Short exercise 1: Translate this sentence from the article about Doc Rivers into Spanish: "Though Rivers had a 356-208 regular-season record with the Clippers, he and owner Steve Ballmer agreed to part ways."

Extracted text:
******

January 17, 2021

DCTRS

Damascus Center for Theoretical and Civil Rights Studies

Doc Rivers will try to cure what ails the talented 76ers

It was 30 degrees and snowing in Philadelphia when Doc Rivers answered the phone on a Tuesday evening. The forecast had called for a snowstorm to blanket the East Coast by the end of the week, with the temperatures dropping to 14 degrees.

When Rivers was told it was 75 degrees with blue skies in Los Angeles, he laughed and laughed.

“Damn!” Rivers said. “A few days ago, it was 67 here and I thought, ‘It’s not so bad here in Philly.’ Hell, I was wrong about that.”

His life had significantly changed in a matter of months and, truthfully, in a matter of a few days.

Rivers had been the coach of a talented Clippers team with Kawhi Leonard and Paul George, two of the best two-way players in the NBA, and was expected to contend for the NBA championship. Rivers had been living in Malibu, his house having picturesque views of the Pacific Ocean, his life next to perfect.

Now he is the coach of the Philadelphia 76ers after having been fired by the Clippers following a historic collapse in the playoffs, a twist of fate Rivers with which he must live.

Aside from the inclement conditions in Philadelphia, having young stars Joel Embiid and Ben Simmons as his centerpieces to contend with in the uber-competitive Eastern Conference means life is not so bad for Rivers after all.

“I got two studs, man, and they are very open to coaching,” said Rivers, who guided Boston to the 2008 NBA title and back to the Finals in 2010. “It’s funny. I guess what they would say with the Clippers is they haven’t won, and it’s the same with Philly. They haven’t won yet with these young guys. When you’re young, the ‘yet’ word is important because it can still get done, and I believe that. I think they are about ready to win and being winners.”

Over the course of his seven seasons with the Clippers, Rivers delivered them to the playoffs six times. Yet none of his teams made it past the second round of the playoffs and two of them blew 3-1 series leads, the falling apart against the Denver Nuggets in September too much to prevent his termination.

Though Rivers had a 356-208 regular-season record with the Clippers, he and owner Steve Ballmer agreed to part ways.

Rivers landed in Philadelphia soon after departing the Clippers on a Monday by securing his new job with the 76ers on a Thursday of the same week.

“I had heard through the grapevine even before this [firing], they had reached out. They had a lot of interest and if I would leave the Clippers, which I wouldn’t have done,” Rivers said. “So, it was tough because it was just so quick, like you get three days. I was fired and hired in four days. It has to be a record, you know? But because it was this team, it wasn’t as difficult. There were some other jobs that obviously [were] available, but I just wouldn’t even go take an interview. I was like, I’d wait for a good one.”

The analysis on how Rivers and the Clippers failed was swift.

******

Supplied material:
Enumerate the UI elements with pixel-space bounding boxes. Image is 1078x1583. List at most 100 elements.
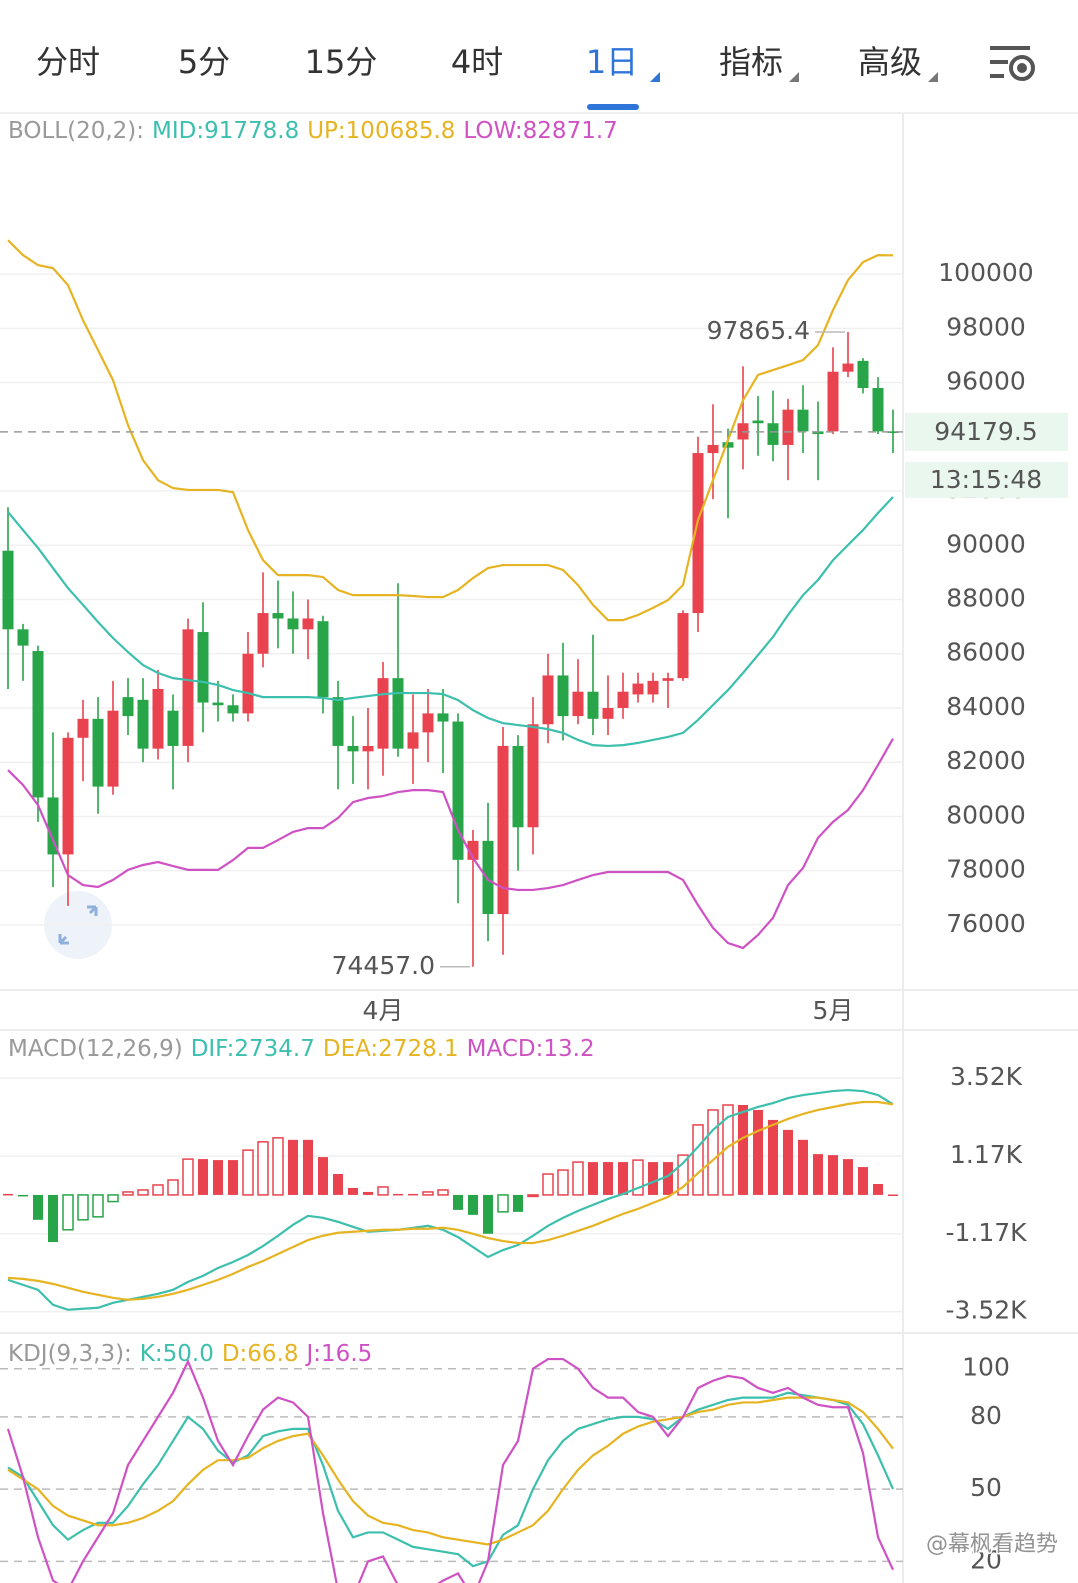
candle-body [167,710,179,746]
tab[interactable]: 高级 [858,43,922,81]
candle-body [32,651,44,798]
y-tick-label: 98000 [946,312,1026,341]
macd-bar [692,1124,704,1196]
legend-entry: MID:91778.8 [152,118,299,144]
candle-body [152,688,164,749]
macd-bar [572,1161,584,1196]
candle-body [92,718,104,787]
legend-indicator: MACD(12,26,9) [8,1036,183,1062]
candle-body [497,745,509,915]
indicator-line [7,1396,894,1546]
tab[interactable]: 指标 [719,43,783,81]
macd-bar [107,1194,119,1203]
candle-body [767,423,779,445]
indicator-line [7,1391,895,1568]
watermark: @幕枫看趋势 [926,1532,1058,1557]
legend: MACD(12,26,9) DIF:2734.7 DEA:2728.1 MACD:13… [8,1036,595,1062]
settings-icon[interactable] [990,46,1035,81]
y-tick-label: -3.52K [945,1296,1027,1325]
macd-bar [318,1157,328,1195]
dropdown-arrow [928,72,938,82]
tab[interactable]: 4时 [451,43,503,81]
macd-bar [242,1149,254,1196]
candle-body [647,680,659,695]
macd-bar [527,1194,539,1198]
candle-body [302,618,314,630]
candle-body [812,431,824,435]
macd-bar [738,1105,748,1195]
tab[interactable]: 分时 [36,43,100,81]
tab[interactable]: 15分 [305,43,378,81]
macd-bar [648,1162,658,1195]
candle-body [557,675,569,717]
candle-body [227,705,239,714]
extreme-label: 97865.4 [707,316,810,345]
macd-bar [198,1159,208,1195]
legend-entry: DIF:2734.7 [191,1036,315,1062]
macd-bar [677,1154,689,1196]
macd-bar [92,1194,104,1218]
candle-body [437,713,449,722]
y-tick-label: -1.17K [945,1218,1027,1247]
dropdown-arrow [650,72,660,82]
macd-bar [33,1194,43,1220]
candle-body [197,632,209,703]
macd-bar [497,1194,509,1213]
countdown-label: 13:15:48 [930,465,1042,494]
indicator-line [7,1088,894,1311]
candle-body [482,840,494,915]
macd-bar [422,1191,434,1196]
macd-bar [453,1194,463,1210]
macd-bar [182,1158,194,1196]
candle-body [842,363,854,372]
macd-bar [888,1194,898,1196]
macd-bar [48,1194,58,1243]
candle-body [542,675,554,725]
legend-entry: J:16.5 [305,1341,373,1367]
y-tick-label: 1.17K [950,1140,1023,1169]
macd-bar [707,1109,719,1196]
candle-body [872,387,884,432]
macd-bar [542,1173,554,1196]
countdown-box [905,461,1068,498]
candle-body [347,745,359,752]
candle-body [467,840,479,860]
legend-entry: MACD:13.2 [467,1036,595,1062]
macd-bar [513,1194,523,1212]
macd-bar [663,1162,673,1195]
y-tick-label: 76000 [946,909,1026,938]
icon-gear [1009,55,1035,81]
macd-bar [167,1179,179,1196]
candle-body [827,371,839,432]
macd-bar [783,1129,793,1195]
candle-body [452,721,464,860]
macd-bar [62,1194,74,1231]
macd-bar [333,1174,343,1195]
macd-bar [3,1193,13,1196]
candle-body [887,431,899,433]
expand-arrows [58,905,98,945]
candle-body [107,710,119,787]
candle-body [782,409,794,445]
macd-bar [377,1186,389,1196]
indicator-line [7,239,894,622]
y-tick-label: 100 [962,1353,1010,1382]
macd-bar [873,1183,883,1195]
extreme-label: 74457.0 [332,951,435,980]
candle-body [572,691,584,717]
y-tick-label: 100000 [938,258,1033,287]
candle-body [677,613,689,679]
tab[interactable]: 5分 [178,43,230,81]
macd-bar [632,1159,644,1196]
tab[interactable]: 1日 [586,43,638,81]
candle-body [287,618,299,630]
y-tick-label: 82000 [946,746,1026,775]
candle-body [632,683,644,695]
macd-bar [137,1189,149,1196]
candle-body [242,653,254,714]
macd-bar [603,1162,613,1195]
candle-body [407,732,419,749]
candle-body [512,745,524,828]
indicator-line [7,496,894,748]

******

Short exercise 2: In the rows, update the stretch from the line containing "candle-body [167,710,179,746]" through the line containing "candle-body [647,680,659,695]" by changing every "macd-bar" to "histogram-bar". Leave everything else untouched, and return only those lines.

Response 1: Aunque Rivers tuvo un récord de 356-208 en la temporada regular con los Clippers, él y el propietario Steve Ballmer acordaron separarse.

Response 2:
candle-body [167,710,179,746]
tab[interactable]: 高级 [858,43,922,81]
candle-body [32,651,44,798]
y-tick-label: 98000 [946,312,1026,341]
histogram-bar [692,1124,704,1196]
legend-entry: MID:91778.8 [152,118,299,144]
candle-body [152,688,164,749]
histogram-bar [572,1161,584,1196]
candle-body [92,718,104,787]
legend-indicator: MACD(12,26,9) [8,1036,183,1062]
candle-body [497,745,509,915]
indicator-line [7,1396,894,1546]
tab[interactable]: 指标 [719,43,783,81]
histogram-bar [107,1194,119,1203]
candle-body [767,423,779,445]
indicator-line [7,1391,895,1568]
watermark: @幕枫看趋势 [926,1532,1058,1557]
legend: MACD(12,26,9) DIF:2734.7 DEA:2728.1 MACD:13… [8,1036,595,1062]
settings-icon[interactable] [990,46,1035,81]
y-tick-label: -3.52K [945,1296,1027,1325]
histogram-bar [318,1157,328,1195]
dropdown-arrow [928,72,938,82]
tab[interactable]: 4时 [451,43,503,81]
histogram-bar [242,1149,254,1196]
candle-body [647,680,659,695]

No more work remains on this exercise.